> **Do this**:
Copy out all lines where "screenshot" appears.
# Source material start
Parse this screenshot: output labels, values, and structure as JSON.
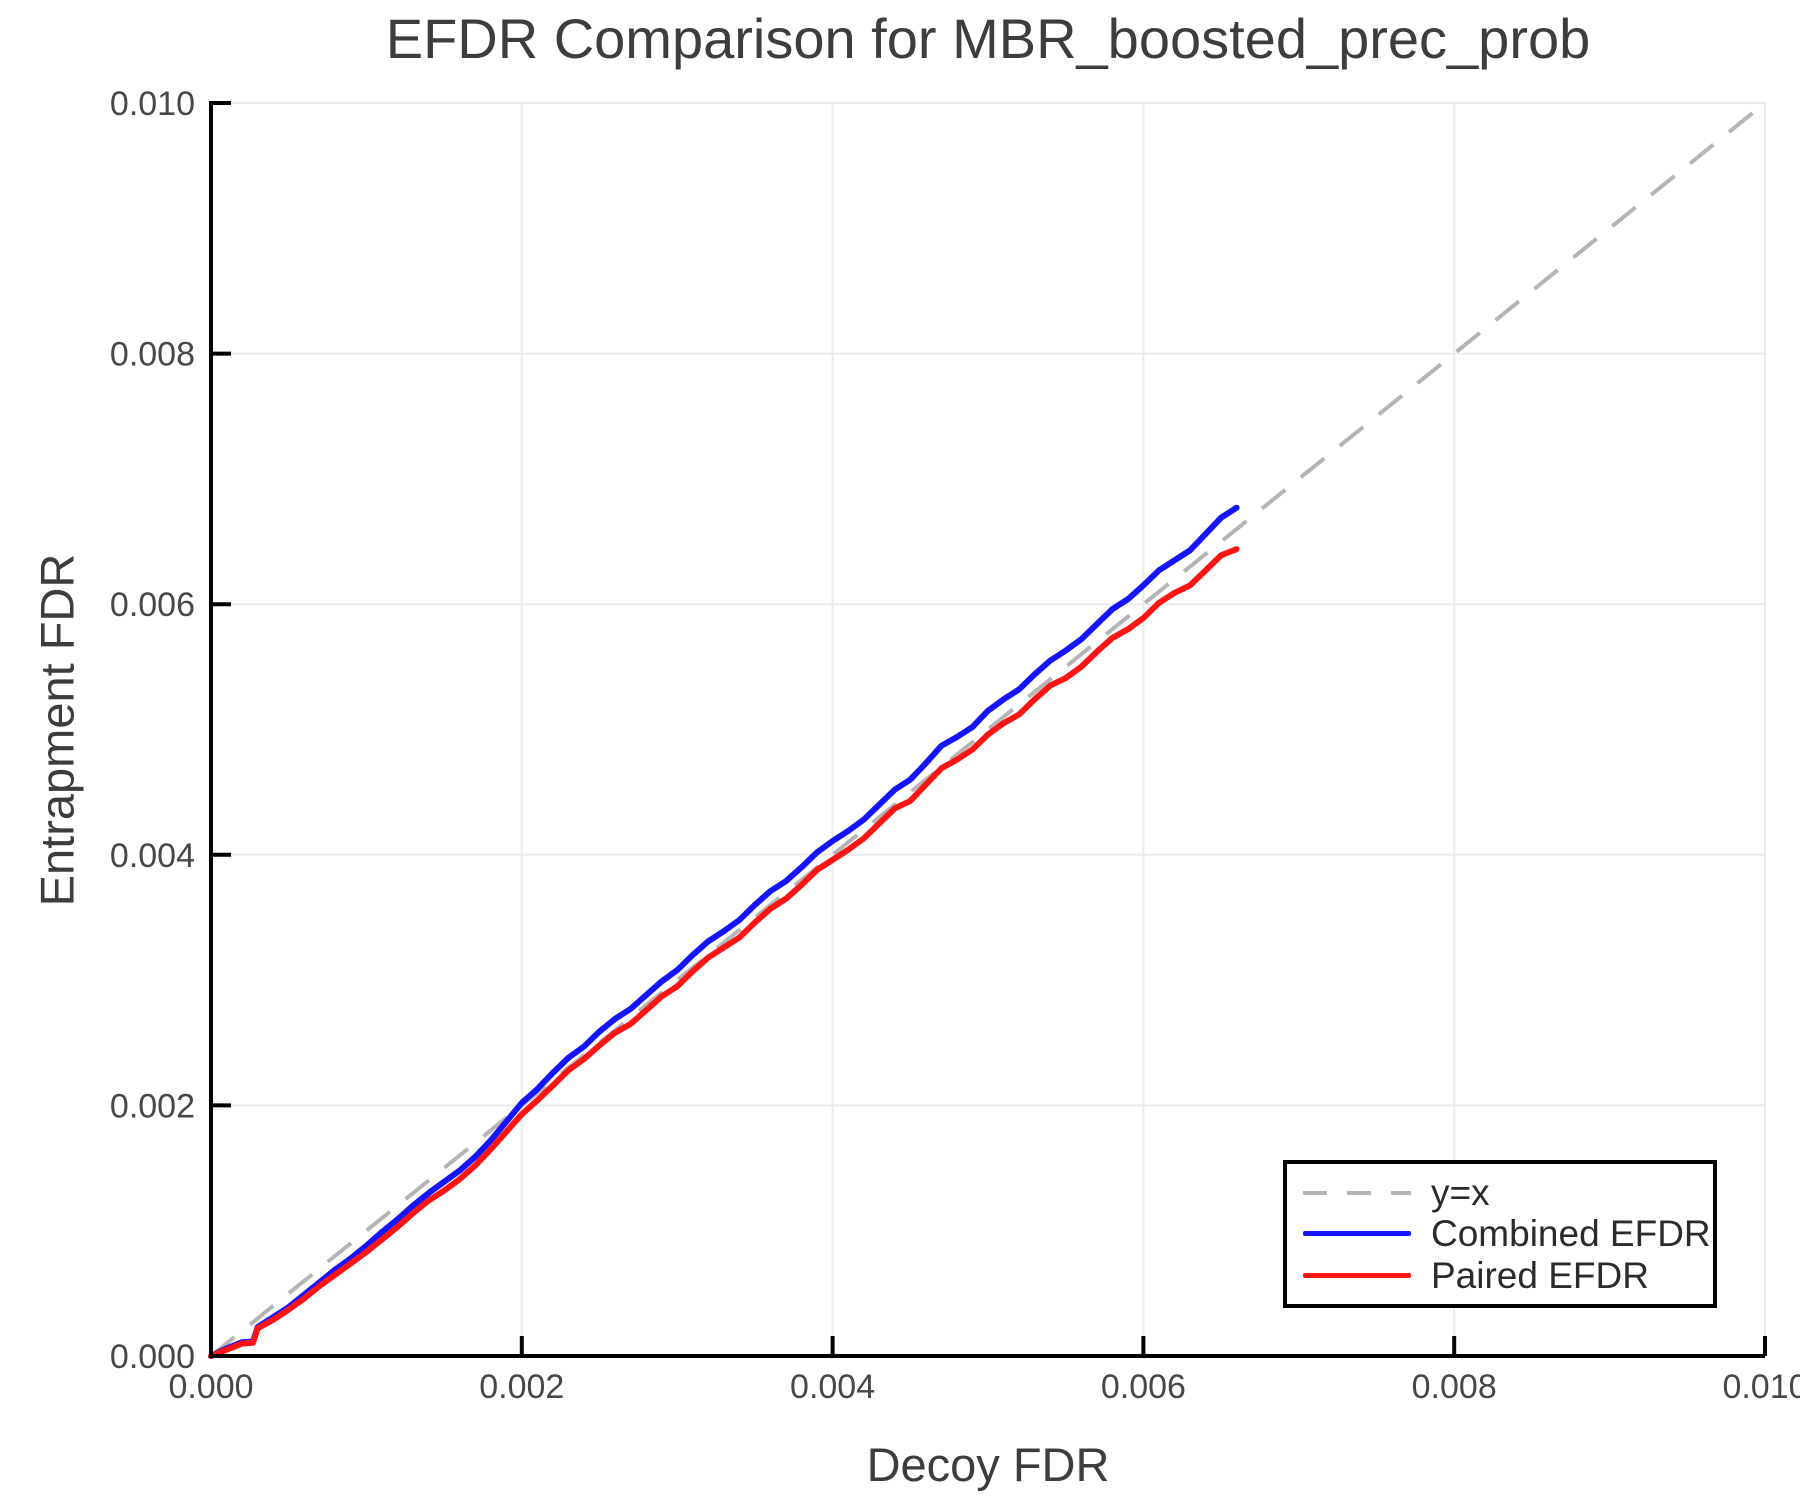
{
  "chart_data": {
    "type": "line",
    "title": "EFDR Comparison for MBR_boosted_prec_prob",
    "xlabel": "Decoy FDR",
    "ylabel": "Entrapment FDR",
    "xlim": [
      0.0,
      0.01
    ],
    "ylim": [
      0.0,
      0.01
    ],
    "xtick_labels": [
      "0.000",
      "0.002",
      "0.004",
      "0.006",
      "0.008",
      "0.010"
    ],
    "ytick_labels": [
      "0.000",
      "0.002",
      "0.004",
      "0.006",
      "0.008",
      "0.010"
    ],
    "xtick_values": [
      0.0,
      0.002,
      0.004,
      0.006,
      0.008,
      0.01
    ],
    "ytick_values": [
      0.0,
      0.002,
      0.004,
      0.006,
      0.008,
      0.01
    ],
    "grid": true,
    "grid_color": "#ebebeb",
    "legend_position": "lower right",
    "reference_line": {
      "label": "y=x",
      "style": "dashed",
      "color": "#b5b5b5",
      "from": [
        0.0,
        0.0
      ],
      "to": [
        0.01,
        0.01
      ]
    },
    "value_scale": 0.0001,
    "series": [
      {
        "name": "Combined EFDR",
        "color": "#1414ff",
        "style": "solid",
        "x": [
          0,
          1,
          2,
          2.7,
          3,
          4,
          5,
          6,
          7,
          8,
          9,
          10,
          11,
          12,
          13,
          14,
          15,
          16,
          17,
          18,
          19,
          20,
          21,
          22,
          23,
          24,
          25,
          26,
          27,
          28,
          29,
          30,
          31,
          32,
          33,
          34,
          35,
          36,
          37,
          38,
          39,
          40,
          41,
          42,
          43,
          44,
          45,
          46,
          47,
          48,
          49,
          50,
          51,
          52,
          53,
          54,
          55,
          56,
          57,
          58,
          59,
          60,
          61,
          62,
          63,
          64,
          65,
          66
        ],
        "y": [
          0,
          0.6,
          1.1,
          1.15,
          2.3,
          3.1,
          3.9,
          4.9,
          5.9,
          6.9,
          7.8,
          8.8,
          9.9,
          10.9,
          12.0,
          13.0,
          13.9,
          14.8,
          15.9,
          17.2,
          18.7,
          20.2,
          21.3,
          22.6,
          23.8,
          24.7,
          25.9,
          26.9,
          27.7,
          28.8,
          29.9,
          30.8,
          32.0,
          33.1,
          33.9,
          34.8,
          36.0,
          37.1,
          37.9,
          39.0,
          40.2,
          41.1,
          41.9,
          42.8,
          44.0,
          45.2,
          46.0,
          47.3,
          48.7,
          49.4,
          50.2,
          51.5,
          52.4,
          53.2,
          54.4,
          55.5,
          56.3,
          57.2,
          58.4,
          59.6,
          60.4,
          61.5,
          62.7,
          63.5,
          64.3,
          65.6,
          66.9,
          67.7
        ]
      },
      {
        "name": "Paired EFDR",
        "color": "#ff1414",
        "style": "solid",
        "x": [
          0,
          1,
          2,
          2.7,
          3,
          4,
          5,
          6,
          7,
          8,
          9,
          10,
          11,
          12,
          13,
          14,
          15,
          16,
          17,
          18,
          19,
          20,
          21,
          22,
          23,
          24,
          25,
          26,
          27,
          28,
          29,
          30,
          31,
          32,
          33,
          34,
          35,
          36,
          37,
          38,
          39,
          40,
          41,
          42,
          43,
          44,
          45,
          46,
          47,
          48,
          49,
          50,
          51,
          52,
          53,
          54,
          55,
          56,
          57,
          58,
          59,
          60,
          61,
          62,
          63,
          64,
          65,
          66
        ],
        "y": [
          0,
          0.5,
          1.0,
          1.05,
          2.2,
          2.9,
          3.7,
          4.6,
          5.6,
          6.5,
          7.4,
          8.3,
          9.3,
          10.3,
          11.4,
          12.4,
          13.2,
          14.1,
          15.2,
          16.5,
          17.9,
          19.3,
          20.4,
          21.6,
          22.8,
          23.7,
          24.8,
          25.8,
          26.5,
          27.6,
          28.7,
          29.5,
          30.7,
          31.8,
          32.6,
          33.4,
          34.6,
          35.7,
          36.5,
          37.6,
          38.8,
          39.6,
          40.4,
          41.3,
          42.5,
          43.7,
          44.3,
          45.6,
          46.9,
          47.6,
          48.4,
          49.6,
          50.5,
          51.2,
          52.4,
          53.5,
          54.1,
          55.0,
          56.2,
          57.3,
          58.0,
          58.9,
          60.1,
          60.9,
          61.5,
          62.7,
          63.9,
          64.4
        ]
      }
    ],
    "axis_color": "#000000",
    "tick_label_color": "#474747",
    "text_color": "#3d3d3d"
  }
}
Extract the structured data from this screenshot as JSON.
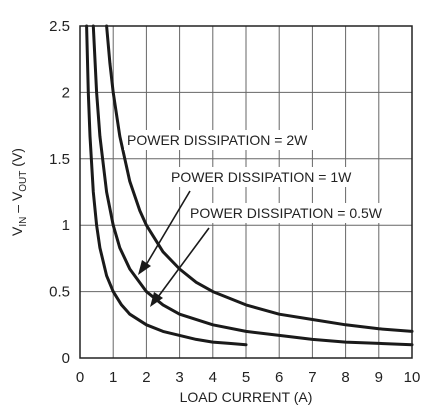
# Source material end
> **Task response**:
Parse this screenshot: output labels, values, and structure as JSON.
Extract the structured data from this screenshot as JSON.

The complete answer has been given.